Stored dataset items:
═══

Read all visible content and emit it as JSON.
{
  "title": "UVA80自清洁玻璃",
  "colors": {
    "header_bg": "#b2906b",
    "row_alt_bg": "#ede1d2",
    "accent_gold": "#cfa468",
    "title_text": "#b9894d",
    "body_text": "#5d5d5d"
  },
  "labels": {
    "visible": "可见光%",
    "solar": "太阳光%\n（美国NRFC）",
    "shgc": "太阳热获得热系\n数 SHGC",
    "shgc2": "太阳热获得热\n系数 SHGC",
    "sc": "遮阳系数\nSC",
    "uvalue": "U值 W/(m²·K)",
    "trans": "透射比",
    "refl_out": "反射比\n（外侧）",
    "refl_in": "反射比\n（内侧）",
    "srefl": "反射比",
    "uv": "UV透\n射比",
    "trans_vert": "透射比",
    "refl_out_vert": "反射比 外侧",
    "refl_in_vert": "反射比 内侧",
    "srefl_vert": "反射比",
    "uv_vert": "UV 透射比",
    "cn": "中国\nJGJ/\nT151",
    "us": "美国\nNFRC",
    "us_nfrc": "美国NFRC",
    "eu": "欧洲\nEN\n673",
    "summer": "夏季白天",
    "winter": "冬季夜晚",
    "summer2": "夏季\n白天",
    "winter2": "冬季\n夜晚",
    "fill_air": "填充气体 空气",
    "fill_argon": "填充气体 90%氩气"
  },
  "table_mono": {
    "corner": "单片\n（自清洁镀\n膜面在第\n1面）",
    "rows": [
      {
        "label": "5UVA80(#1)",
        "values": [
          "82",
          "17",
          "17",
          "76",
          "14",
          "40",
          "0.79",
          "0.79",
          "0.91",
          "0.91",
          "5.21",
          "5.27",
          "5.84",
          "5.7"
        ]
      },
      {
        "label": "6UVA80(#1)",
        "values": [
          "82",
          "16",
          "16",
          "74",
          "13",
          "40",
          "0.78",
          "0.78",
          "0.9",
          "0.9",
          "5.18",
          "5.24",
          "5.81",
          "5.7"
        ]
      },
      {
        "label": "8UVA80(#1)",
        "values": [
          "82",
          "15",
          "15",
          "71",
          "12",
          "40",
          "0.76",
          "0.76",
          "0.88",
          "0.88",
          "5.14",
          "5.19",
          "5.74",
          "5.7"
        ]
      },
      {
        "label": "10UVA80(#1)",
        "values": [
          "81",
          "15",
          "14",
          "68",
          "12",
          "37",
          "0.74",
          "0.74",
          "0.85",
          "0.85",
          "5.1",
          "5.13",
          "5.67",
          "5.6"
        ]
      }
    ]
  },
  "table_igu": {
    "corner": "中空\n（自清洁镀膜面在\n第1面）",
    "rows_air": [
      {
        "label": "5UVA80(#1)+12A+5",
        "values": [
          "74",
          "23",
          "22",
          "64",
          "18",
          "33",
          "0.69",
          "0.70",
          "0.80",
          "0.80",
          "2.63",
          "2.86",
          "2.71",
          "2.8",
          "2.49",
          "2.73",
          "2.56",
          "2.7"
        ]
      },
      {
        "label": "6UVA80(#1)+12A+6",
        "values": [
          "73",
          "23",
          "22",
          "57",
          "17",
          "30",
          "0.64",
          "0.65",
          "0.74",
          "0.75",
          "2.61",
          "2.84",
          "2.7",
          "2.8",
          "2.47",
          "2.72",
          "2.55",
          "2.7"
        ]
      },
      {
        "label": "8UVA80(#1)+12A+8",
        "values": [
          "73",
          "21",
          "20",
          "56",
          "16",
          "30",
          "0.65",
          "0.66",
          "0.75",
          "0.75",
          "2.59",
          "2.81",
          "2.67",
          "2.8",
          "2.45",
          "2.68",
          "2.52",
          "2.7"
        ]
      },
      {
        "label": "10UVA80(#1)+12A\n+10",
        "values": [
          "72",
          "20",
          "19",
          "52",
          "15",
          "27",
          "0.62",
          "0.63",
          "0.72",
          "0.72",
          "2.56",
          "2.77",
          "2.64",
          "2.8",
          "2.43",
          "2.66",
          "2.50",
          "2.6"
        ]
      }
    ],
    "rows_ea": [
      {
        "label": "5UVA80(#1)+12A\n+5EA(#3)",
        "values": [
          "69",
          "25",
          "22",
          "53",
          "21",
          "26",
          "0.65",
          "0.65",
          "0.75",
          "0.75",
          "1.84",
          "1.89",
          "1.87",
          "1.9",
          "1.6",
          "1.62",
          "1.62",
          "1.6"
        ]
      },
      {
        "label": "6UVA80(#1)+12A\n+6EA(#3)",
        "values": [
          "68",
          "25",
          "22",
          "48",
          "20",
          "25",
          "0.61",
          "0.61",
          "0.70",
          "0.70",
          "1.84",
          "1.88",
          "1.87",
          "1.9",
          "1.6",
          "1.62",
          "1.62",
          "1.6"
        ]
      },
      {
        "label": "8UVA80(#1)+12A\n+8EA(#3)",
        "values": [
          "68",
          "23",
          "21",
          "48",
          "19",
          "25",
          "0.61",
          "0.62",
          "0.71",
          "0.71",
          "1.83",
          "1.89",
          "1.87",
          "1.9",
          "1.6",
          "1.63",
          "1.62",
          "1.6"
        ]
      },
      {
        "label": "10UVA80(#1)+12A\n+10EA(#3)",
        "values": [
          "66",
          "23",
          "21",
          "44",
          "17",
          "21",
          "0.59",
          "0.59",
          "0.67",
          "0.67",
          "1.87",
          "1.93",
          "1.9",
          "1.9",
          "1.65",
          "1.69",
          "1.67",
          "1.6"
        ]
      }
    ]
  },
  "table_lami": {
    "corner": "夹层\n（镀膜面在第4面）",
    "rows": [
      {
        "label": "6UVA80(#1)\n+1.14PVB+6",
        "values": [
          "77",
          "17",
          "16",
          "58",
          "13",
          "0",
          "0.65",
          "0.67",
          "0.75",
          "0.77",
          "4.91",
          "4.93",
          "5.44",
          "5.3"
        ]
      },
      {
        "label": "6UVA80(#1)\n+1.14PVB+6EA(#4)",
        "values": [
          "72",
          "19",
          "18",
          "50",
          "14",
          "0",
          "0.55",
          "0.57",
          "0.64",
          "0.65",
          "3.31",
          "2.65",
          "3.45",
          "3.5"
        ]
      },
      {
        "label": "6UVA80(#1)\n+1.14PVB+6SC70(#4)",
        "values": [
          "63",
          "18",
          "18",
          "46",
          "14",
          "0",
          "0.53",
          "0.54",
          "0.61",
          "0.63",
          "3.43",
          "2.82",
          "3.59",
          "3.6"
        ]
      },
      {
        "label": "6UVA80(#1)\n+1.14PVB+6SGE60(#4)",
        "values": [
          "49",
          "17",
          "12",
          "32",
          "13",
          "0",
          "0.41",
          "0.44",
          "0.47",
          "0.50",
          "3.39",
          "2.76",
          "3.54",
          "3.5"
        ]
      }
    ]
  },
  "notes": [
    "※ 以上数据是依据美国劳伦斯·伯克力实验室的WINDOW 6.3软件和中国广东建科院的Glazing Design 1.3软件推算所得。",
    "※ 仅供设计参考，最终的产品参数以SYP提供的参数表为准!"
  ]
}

═══

Extract every record. Keep wording exact.

### Task answer
Read all visible content and emit it as JSON.
{
  "title": "UVA80自清洁玻璃",
  "colors": {
    "header_bg": "#b2906b",
    "row_alt_bg": "#ede1d2",
    "accent_gold": "#cfa468",
    "title_text": "#b9894d",
    "body_text": "#5d5d5d"
  },
  "labels": {
    "visible": "可见光%",
    "solar": "太阳光%\n（美国NRFC）",
    "shgc": "太阳热获得热系\n数 SHGC",
    "shgc2": "太阳热获得热\n系数 SHGC",
    "sc": "遮阳系数\nSC",
    "uvalue": "U值 W/(m²·K)",
    "trans": "透射比",
    "refl_out": "反射比\n（外侧）",
    "refl_in": "反射比\n（内侧）",
    "srefl": "反射比",
    "uv": "UV透\n射比",
    "trans_vert": "透射比",
    "refl_out_vert": "反射比 外侧",
    "refl_in_vert": "反射比 内侧",
    "srefl_vert": "反射比",
    "uv_vert": "UV 透射比",
    "cn": "中国\nJGJ/\nT151",
    "us": "美国\nNFRC",
    "us_nfrc": "美国NFRC",
    "eu": "欧洲\nEN\n673",
    "summer": "夏季白天",
    "winter": "冬季夜晚",
    "summer2": "夏季\n白天",
    "winter2": "冬季\n夜晚",
    "fill_air": "填充气体 空气",
    "fill_argon": "填充气体 90%氩气"
  },
  "table_mono": {
    "corner": "单片\n（自清洁镀\n膜面在第\n1面）",
    "rows": [
      {
        "label": "5UVA80(#1)",
        "values": [
          "82",
          "17",
          "17",
          "76",
          "14",
          "40",
          "0.79",
          "0.79",
          "0.91",
          "0.91",
          "5.21",
          "5.27",
          "5.84",
          "5.7"
        ]
      },
      {
        "label": "6UVA80(#1)",
        "values": [
          "82",
          "16",
          "16",
          "74",
          "13",
          "40",
          "0.78",
          "0.78",
          "0.9",
          "0.9",
          "5.18",
          "5.24",
          "5.81",
          "5.7"
        ]
      },
      {
        "label": "8UVA80(#1)",
        "values": [
          "82",
          "15",
          "15",
          "71",
          "12",
          "40",
          "0.76",
          "0.76",
          "0.88",
          "0.88",
          "5.14",
          "5.19",
          "5.74",
          "5.7"
        ]
      },
      {
        "label": "10UVA80(#1)",
        "values": [
          "81",
          "15",
          "14",
          "68",
          "12",
          "37",
          "0.74",
          "0.74",
          "0.85",
          "0.85",
          "5.1",
          "5.13",
          "5.67",
          "5.6"
        ]
      }
    ]
  },
  "table_igu": {
    "corner": "中空\n（自清洁镀膜面在\n第1面）",
    "rows_air": [
      {
        "label": "5UVA80(#1)+12A+5",
        "values": [
          "74",
          "23",
          "22",
          "64",
          "18",
          "33",
          "0.69",
          "0.70",
          "0.80",
          "0.80",
          "2.63",
          "2.86",
          "2.71",
          "2.8",
          "2.49",
          "2.73",
          "2.56",
          "2.7"
        ]
      },
      {
        "label": "6UVA80(#1)+12A+6",
        "values": [
          "73",
          "23",
          "22",
          "57",
          "17",
          "30",
          "0.64",
          "0.65",
          "0.74",
          "0.75",
          "2.61",
          "2.84",
          "2.7",
          "2.8",
          "2.47",
          "2.72",
          "2.55",
          "2.7"
        ]
      },
      {
        "label": "8UVA80(#1)+12A+8",
        "values": [
          "73",
          "21",
          "20",
          "56",
          "16",
          "30",
          "0.65",
          "0.66",
          "0.75",
          "0.75",
          "2.59",
          "2.81",
          "2.67",
          "2.8",
          "2.45",
          "2.68",
          "2.52",
          "2.7"
        ]
      },
      {
        "label": "10UVA80(#1)+12A\n+10",
        "values": [
          "72",
          "20",
          "19",
          "52",
          "15",
          "27",
          "0.62",
          "0.63",
          "0.72",
          "0.72",
          "2.56",
          "2.77",
          "2.64",
          "2.8",
          "2.43",
          "2.66",
          "2.50",
          "2.6"
        ]
      }
    ],
    "rows_ea": [
      {
        "label": "5UVA80(#1)+12A\n+5EA(#3)",
        "values": [
          "69",
          "25",
          "22",
          "53",
          "21",
          "26",
          "0.65",
          "0.65",
          "0.75",
          "0.75",
          "1.84",
          "1.89",
          "1.87",
          "1.9",
          "1.6",
          "1.62",
          "1.62",
          "1.6"
        ]
      },
      {
        "label": "6UVA80(#1)+12A\n+6EA(#3)",
        "values": [
          "68",
          "25",
          "22",
          "48",
          "20",
          "25",
          "0.61",
          "0.61",
          "0.70",
          "0.70",
          "1.84",
          "1.88",
          "1.87",
          "1.9",
          "1.6",
          "1.62",
          "1.62",
          "1.6"
        ]
      },
      {
        "label": "8UVA80(#1)+12A\n+8EA(#3)",
        "values": [
          "68",
          "23",
          "21",
          "48",
          "19",
          "25",
          "0.61",
          "0.62",
          "0.71",
          "0.71",
          "1.83",
          "1.89",
          "1.87",
          "1.9",
          "1.6",
          "1.63",
          "1.62",
          "1.6"
        ]
      },
      {
        "label": "10UVA80(#1)+12A\n+10EA(#3)",
        "values": [
          "66",
          "23",
          "21",
          "44",
          "17",
          "21",
          "0.59",
          "0.59",
          "0.67",
          "0.67",
          "1.87",
          "1.93",
          "1.9",
          "1.9",
          "1.65",
          "1.69",
          "1.67",
          "1.6"
        ]
      }
    ]
  },
  "table_lami": {
    "corner": "夹层\n（镀膜面在第4面）",
    "rows": [
      {
        "label": "6UVA80(#1)\n+1.14PVB+6",
        "values": [
          "77",
          "17",
          "16",
          "58",
          "13",
          "0",
          "0.65",
          "0.67",
          "0.75",
          "0.77",
          "4.91",
          "4.93",
          "5.44",
          "5.3"
        ]
      },
      {
        "label": "6UVA80(#1)\n+1.14PVB+6EA(#4)",
        "values": [
          "72",
          "19",
          "18",
          "50",
          "14",
          "0",
          "0.55",
          "0.57",
          "0.64",
          "0.65",
          "3.31",
          "2.65",
          "3.45",
          "3.5"
        ]
      },
      {
        "label": "6UVA80(#1)\n+1.14PVB+6SC70(#4)",
        "values": [
          "63",
          "18",
          "18",
          "46",
          "14",
          "0",
          "0.53",
          "0.54",
          "0.61",
          "0.63",
          "3.43",
          "2.82",
          "3.59",
          "3.6"
        ]
      },
      {
        "label": "6UVA80(#1)\n+1.14PVB+6SGE60(#4)",
        "values": [
          "49",
          "17",
          "12",
          "32",
          "13",
          "0",
          "0.41",
          "0.44",
          "0.47",
          "0.50",
          "3.39",
          "2.76",
          "3.54",
          "3.5"
        ]
      }
    ]
  },
  "notes": [
    "※ 以上数据是依据美国劳伦斯·伯克力实验室的WINDOW 6.3软件和中国广东建科院的Glazing Design 1.3软件推算所得。",
    "※ 仅供设计参考，最终的产品参数以SYP提供的参数表为准!"
  ]
}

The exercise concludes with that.